— Exercise —
Reproduce only the records from the line with "- Text: Find" up to and including the line with "What elements are", swapping "present" for "visible" and keeping everything else unchanged.

Begin Provided information

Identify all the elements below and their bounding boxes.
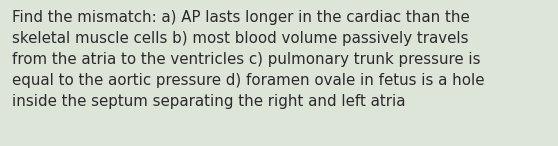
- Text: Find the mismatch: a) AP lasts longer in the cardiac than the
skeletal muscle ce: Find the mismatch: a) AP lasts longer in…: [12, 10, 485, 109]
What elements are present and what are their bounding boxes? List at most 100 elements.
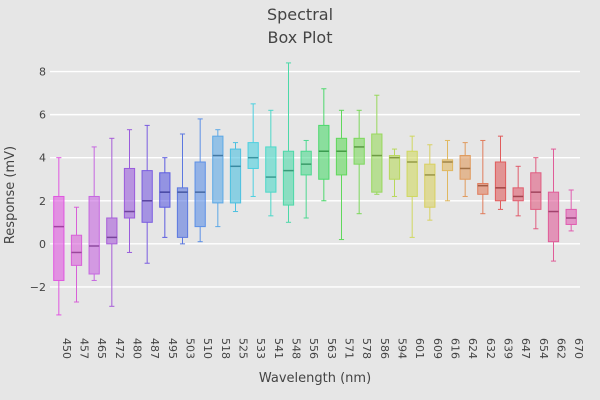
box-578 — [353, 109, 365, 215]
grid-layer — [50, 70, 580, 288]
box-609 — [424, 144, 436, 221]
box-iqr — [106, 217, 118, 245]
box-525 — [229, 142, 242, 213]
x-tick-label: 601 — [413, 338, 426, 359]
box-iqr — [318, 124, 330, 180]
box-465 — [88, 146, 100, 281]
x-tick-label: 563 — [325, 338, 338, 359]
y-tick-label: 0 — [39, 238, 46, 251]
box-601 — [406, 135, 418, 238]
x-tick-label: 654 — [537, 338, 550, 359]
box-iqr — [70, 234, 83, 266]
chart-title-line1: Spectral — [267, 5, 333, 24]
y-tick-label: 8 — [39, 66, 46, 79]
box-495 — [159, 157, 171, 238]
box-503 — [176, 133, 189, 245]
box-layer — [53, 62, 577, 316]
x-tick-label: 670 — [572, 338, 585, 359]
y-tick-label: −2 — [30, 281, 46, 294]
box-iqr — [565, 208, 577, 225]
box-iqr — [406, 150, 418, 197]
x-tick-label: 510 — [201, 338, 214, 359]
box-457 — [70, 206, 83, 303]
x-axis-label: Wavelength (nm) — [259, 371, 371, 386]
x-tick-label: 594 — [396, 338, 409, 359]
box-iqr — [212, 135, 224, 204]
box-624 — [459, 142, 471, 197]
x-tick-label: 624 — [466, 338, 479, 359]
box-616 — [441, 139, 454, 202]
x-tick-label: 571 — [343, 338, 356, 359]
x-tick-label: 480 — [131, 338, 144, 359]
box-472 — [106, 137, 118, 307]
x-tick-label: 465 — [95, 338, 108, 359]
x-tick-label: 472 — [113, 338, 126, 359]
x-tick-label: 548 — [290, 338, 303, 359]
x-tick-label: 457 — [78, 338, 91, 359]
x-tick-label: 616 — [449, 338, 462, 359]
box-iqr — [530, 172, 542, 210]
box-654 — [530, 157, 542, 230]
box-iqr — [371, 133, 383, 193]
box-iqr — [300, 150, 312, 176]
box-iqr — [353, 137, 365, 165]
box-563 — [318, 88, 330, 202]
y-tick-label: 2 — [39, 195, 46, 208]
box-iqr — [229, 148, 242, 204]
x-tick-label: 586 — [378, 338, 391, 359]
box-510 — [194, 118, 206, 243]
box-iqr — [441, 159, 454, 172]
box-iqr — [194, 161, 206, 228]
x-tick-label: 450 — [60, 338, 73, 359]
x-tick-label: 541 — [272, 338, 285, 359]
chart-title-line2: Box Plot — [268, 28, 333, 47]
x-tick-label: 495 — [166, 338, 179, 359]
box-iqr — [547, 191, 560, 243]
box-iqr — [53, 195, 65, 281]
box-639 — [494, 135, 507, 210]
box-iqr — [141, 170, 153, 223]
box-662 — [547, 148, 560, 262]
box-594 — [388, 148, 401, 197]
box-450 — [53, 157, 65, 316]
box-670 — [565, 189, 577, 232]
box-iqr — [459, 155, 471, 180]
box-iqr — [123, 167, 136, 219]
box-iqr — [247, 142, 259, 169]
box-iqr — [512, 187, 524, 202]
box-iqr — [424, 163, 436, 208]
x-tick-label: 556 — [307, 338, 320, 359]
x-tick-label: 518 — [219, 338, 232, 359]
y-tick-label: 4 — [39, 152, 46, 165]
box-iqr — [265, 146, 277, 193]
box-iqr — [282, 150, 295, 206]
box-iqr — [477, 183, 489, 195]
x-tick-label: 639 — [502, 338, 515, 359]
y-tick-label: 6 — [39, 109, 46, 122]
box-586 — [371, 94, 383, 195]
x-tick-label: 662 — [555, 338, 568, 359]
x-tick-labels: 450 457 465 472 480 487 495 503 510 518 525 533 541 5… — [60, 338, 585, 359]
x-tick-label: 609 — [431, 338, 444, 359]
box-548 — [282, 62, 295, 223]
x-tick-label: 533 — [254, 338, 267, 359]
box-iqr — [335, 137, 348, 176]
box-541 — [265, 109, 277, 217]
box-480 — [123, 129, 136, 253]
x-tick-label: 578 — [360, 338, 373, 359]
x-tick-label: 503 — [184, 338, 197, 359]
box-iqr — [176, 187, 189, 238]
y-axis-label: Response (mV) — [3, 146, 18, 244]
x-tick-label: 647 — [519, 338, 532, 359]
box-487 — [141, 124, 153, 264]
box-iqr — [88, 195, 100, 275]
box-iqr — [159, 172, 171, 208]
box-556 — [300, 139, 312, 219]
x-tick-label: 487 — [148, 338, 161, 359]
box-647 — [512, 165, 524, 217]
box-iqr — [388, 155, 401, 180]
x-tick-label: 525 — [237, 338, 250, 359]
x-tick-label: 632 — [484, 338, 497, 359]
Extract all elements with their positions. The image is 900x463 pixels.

End Provided information
Begin Provided information

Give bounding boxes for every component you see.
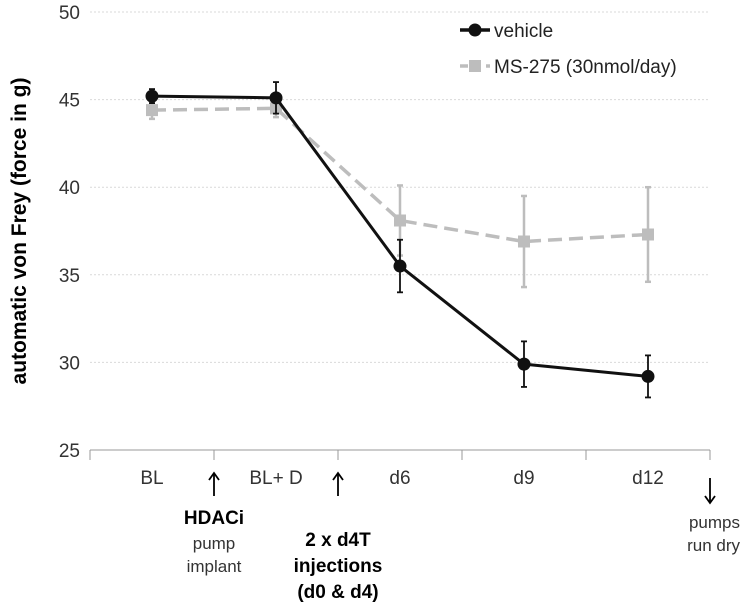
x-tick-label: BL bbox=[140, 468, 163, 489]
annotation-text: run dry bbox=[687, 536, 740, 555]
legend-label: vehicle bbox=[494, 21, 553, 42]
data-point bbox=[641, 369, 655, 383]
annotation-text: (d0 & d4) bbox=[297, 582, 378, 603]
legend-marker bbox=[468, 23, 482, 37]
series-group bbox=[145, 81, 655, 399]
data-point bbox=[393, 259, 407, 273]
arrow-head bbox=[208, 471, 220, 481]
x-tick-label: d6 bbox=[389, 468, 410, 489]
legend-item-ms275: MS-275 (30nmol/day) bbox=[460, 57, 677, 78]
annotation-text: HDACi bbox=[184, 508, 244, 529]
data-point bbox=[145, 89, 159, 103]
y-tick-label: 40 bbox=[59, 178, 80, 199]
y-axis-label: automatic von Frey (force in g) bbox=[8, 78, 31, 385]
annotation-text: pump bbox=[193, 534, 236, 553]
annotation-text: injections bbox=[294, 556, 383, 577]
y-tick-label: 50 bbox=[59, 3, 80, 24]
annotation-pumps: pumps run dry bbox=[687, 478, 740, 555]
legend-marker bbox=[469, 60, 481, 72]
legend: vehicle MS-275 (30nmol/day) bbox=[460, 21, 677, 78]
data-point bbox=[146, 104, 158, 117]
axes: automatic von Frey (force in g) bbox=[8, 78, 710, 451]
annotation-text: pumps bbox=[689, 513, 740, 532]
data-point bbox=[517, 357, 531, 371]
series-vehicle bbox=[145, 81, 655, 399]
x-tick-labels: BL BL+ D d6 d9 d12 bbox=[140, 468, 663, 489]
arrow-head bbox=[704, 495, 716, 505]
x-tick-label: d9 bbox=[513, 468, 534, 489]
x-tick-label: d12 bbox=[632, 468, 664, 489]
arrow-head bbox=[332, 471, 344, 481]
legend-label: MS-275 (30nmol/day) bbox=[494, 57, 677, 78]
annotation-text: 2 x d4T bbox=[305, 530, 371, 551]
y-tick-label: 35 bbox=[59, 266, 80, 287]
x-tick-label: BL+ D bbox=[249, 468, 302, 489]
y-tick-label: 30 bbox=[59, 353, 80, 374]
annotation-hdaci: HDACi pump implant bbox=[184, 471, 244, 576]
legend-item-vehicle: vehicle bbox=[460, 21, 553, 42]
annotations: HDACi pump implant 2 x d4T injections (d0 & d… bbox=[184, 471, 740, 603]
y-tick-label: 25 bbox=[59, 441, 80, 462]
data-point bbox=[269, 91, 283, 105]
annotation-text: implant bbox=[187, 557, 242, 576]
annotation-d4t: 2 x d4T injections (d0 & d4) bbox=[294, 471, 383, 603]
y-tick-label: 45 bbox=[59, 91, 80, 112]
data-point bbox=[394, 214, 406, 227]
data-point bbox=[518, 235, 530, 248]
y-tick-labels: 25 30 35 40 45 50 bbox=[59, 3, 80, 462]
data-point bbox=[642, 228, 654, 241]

End Provided information
Begin Provided information

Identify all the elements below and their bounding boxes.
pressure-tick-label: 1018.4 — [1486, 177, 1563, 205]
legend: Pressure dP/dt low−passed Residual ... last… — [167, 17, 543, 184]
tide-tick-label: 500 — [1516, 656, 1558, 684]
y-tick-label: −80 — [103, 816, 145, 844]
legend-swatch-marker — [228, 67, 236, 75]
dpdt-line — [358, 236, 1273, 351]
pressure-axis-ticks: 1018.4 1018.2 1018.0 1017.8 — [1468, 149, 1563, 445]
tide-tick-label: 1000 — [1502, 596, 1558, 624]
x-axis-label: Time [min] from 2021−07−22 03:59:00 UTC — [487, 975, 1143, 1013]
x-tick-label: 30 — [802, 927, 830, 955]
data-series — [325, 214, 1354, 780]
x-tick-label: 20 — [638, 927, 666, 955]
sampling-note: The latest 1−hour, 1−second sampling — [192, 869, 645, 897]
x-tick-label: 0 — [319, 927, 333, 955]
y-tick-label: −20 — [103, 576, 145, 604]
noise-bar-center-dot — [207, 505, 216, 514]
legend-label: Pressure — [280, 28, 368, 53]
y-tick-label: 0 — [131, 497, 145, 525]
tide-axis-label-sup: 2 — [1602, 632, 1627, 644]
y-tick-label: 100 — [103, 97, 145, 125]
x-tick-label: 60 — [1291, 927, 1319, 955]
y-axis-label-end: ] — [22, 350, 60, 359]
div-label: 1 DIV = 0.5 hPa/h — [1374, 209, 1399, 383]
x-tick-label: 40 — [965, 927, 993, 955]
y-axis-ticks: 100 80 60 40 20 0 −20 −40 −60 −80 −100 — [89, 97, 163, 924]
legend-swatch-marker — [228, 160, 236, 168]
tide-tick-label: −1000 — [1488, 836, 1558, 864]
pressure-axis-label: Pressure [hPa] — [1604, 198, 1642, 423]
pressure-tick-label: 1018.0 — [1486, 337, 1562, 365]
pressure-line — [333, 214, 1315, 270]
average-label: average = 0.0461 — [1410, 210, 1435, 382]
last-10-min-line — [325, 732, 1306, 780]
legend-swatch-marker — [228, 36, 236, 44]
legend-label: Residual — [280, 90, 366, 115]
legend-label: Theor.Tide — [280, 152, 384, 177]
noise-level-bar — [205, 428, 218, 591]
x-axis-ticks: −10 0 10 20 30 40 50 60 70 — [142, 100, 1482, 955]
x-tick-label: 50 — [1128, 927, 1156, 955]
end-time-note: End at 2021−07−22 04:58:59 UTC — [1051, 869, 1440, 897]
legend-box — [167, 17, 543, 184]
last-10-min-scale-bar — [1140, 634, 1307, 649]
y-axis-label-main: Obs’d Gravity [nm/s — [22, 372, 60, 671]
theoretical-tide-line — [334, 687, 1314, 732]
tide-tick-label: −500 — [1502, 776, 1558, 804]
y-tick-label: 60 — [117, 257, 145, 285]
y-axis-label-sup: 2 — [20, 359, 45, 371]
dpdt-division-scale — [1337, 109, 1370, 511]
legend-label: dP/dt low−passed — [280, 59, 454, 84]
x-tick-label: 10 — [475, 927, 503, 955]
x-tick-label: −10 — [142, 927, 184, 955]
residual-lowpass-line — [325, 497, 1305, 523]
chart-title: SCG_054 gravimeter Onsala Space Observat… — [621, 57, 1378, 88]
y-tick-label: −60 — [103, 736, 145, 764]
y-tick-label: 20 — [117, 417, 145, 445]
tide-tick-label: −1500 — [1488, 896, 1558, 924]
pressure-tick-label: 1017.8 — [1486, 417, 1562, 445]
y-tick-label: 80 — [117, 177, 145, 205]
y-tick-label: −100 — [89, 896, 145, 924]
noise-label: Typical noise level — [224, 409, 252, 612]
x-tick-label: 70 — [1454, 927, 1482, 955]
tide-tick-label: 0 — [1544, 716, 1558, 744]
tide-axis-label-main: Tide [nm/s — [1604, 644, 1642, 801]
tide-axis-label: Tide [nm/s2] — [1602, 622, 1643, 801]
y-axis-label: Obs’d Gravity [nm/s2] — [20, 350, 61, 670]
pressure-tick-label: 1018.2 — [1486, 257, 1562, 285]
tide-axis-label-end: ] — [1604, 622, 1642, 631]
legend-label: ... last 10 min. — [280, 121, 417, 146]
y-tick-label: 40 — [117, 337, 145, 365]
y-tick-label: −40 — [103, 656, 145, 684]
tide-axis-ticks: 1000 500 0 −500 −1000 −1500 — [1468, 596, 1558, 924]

End Provided information

— Full output —
- Text: Find the mismatch: a) AP lasts longer in the cardiac than the
skeletal muscle ce: Find the mismatch: a) AP lasts longer in…: [12, 10, 485, 109]
What elements are visible and what are their bounding boxes? List at most 100 elements.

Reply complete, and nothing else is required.